* start Records shown *

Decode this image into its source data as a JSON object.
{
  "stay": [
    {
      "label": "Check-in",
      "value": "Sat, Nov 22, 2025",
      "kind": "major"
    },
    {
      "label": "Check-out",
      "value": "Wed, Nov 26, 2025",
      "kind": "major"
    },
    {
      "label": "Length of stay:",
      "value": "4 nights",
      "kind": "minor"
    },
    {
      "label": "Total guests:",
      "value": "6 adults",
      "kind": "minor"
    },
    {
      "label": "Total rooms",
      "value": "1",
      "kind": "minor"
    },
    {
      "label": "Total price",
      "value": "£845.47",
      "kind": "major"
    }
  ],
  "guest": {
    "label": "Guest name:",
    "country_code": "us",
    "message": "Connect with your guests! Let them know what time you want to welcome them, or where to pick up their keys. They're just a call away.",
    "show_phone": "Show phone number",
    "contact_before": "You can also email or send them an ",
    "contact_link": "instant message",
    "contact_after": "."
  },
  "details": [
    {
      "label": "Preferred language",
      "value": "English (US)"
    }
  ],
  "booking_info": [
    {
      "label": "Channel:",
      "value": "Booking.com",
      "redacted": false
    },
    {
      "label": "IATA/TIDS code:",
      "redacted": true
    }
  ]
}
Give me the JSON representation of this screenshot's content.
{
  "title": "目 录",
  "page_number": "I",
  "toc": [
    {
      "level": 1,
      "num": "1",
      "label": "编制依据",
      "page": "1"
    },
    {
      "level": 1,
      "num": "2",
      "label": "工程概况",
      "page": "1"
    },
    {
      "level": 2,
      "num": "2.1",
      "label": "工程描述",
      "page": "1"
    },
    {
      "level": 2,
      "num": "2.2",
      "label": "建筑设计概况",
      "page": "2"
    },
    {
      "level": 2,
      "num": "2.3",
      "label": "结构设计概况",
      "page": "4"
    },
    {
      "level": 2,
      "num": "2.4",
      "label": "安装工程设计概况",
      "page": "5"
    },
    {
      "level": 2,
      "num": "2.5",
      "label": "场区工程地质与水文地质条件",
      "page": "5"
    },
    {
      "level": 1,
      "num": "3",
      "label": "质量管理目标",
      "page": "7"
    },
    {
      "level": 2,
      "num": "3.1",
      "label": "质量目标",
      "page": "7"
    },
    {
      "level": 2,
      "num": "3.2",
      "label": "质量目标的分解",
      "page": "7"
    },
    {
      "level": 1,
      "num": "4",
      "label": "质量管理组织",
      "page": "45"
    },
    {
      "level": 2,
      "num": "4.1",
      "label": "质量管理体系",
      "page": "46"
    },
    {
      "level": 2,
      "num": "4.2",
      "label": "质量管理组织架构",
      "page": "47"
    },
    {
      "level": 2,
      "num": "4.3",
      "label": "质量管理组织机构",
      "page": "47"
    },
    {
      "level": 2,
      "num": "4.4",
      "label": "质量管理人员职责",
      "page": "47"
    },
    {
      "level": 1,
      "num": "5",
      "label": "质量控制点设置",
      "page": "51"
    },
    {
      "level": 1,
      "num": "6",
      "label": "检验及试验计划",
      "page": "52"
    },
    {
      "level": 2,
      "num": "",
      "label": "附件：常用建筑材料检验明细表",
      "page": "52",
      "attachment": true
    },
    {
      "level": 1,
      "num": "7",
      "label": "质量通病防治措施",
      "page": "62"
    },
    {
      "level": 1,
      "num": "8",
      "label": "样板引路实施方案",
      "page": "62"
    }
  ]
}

* end Records shown *

Work instructions: Output all of the data again, exactly.

The reply:
Decode this image into its source data as a JSON object.
{
  "stay": [
    {
      "label": "Check-in",
      "value": "Sat, Nov 22, 2025",
      "kind": "major"
    },
    {
      "label": "Check-out",
      "value": "Wed, Nov 26, 2025",
      "kind": "major"
    },
    {
      "label": "Length of stay:",
      "value": "4 nights",
      "kind": "minor"
    },
    {
      "label": "Total guests:",
      "value": "6 adults",
      "kind": "minor"
    },
    {
      "label": "Total rooms",
      "value": "1",
      "kind": "minor"
    },
    {
      "label": "Total price",
      "value": "£845.47",
      "kind": "major"
    }
  ],
  "guest": {
    "label": "Guest name:",
    "country_code": "us",
    "message": "Connect with your guests! Let them know what time you want to welcome them, or where to pick up their keys. They're just a call away.",
    "show_phone": "Show phone number",
    "contact_before": "You can also email or send them an ",
    "contact_link": "instant message",
    "contact_after": "."
  },
  "details": [
    {
      "label": "Preferred language",
      "value": "English (US)"
    }
  ],
  "booking_info": [
    {
      "label": "Channel:",
      "value": "Booking.com",
      "redacted": false
    },
    {
      "label": "IATA/TIDS code:",
      "redacted": true
    }
  ]
}
Give me the JSON representation of this screenshot's content.
{
  "title": "目 录",
  "page_number": "I",
  "toc": [
    {
      "level": 1,
      "num": "1",
      "label": "编制依据",
      "page": "1"
    },
    {
      "level": 1,
      "num": "2",
      "label": "工程概况",
      "page": "1"
    },
    {
      "level": 2,
      "num": "2.1",
      "label": "工程描述",
      "page": "1"
    },
    {
      "level": 2,
      "num": "2.2",
      "label": "建筑设计概况",
      "page": "2"
    },
    {
      "level": 2,
      "num": "2.3",
      "label": "结构设计概况",
      "page": "4"
    },
    {
      "level": 2,
      "num": "2.4",
      "label": "安装工程设计概况",
      "page": "5"
    },
    {
      "level": 2,
      "num": "2.5",
      "label": "场区工程地质与水文地质条件",
      "page": "5"
    },
    {
      "level": 1,
      "num": "3",
      "label": "质量管理目标",
      "page": "7"
    },
    {
      "level": 2,
      "num": "3.1",
      "label": "质量目标",
      "page": "7"
    },
    {
      "level": 2,
      "num": "3.2",
      "label": "质量目标的分解",
      "page": "7"
    },
    {
      "level": 1,
      "num": "4",
      "label": "质量管理组织",
      "page": "45"
    },
    {
      "level": 2,
      "num": "4.1",
      "label": "质量管理体系",
      "page": "46"
    },
    {
      "level": 2,
      "num": "4.2",
      "label": "质量管理组织架构",
      "page": "47"
    },
    {
      "level": 2,
      "num": "4.3",
      "label": "质量管理组织机构",
      "page": "47"
    },
    {
      "level": 2,
      "num": "4.4",
      "label": "质量管理人员职责",
      "page": "47"
    },
    {
      "level": 1,
      "num": "5",
      "label": "质量控制点设置",
      "page": "51"
    },
    {
      "level": 1,
      "num": "6",
      "label": "检验及试验计划",
      "page": "52"
    },
    {
      "level": 2,
      "num": "",
      "label": "附件：常用建筑材料检验明细表",
      "page": "52",
      "attachment": true
    },
    {
      "level": 1,
      "num": "7",
      "label": "质量通病防治措施",
      "page": "62"
    },
    {
      "level": 1,
      "num": "8",
      "label": "样板引路实施方案",
      "page": "62"
    }
  ]
}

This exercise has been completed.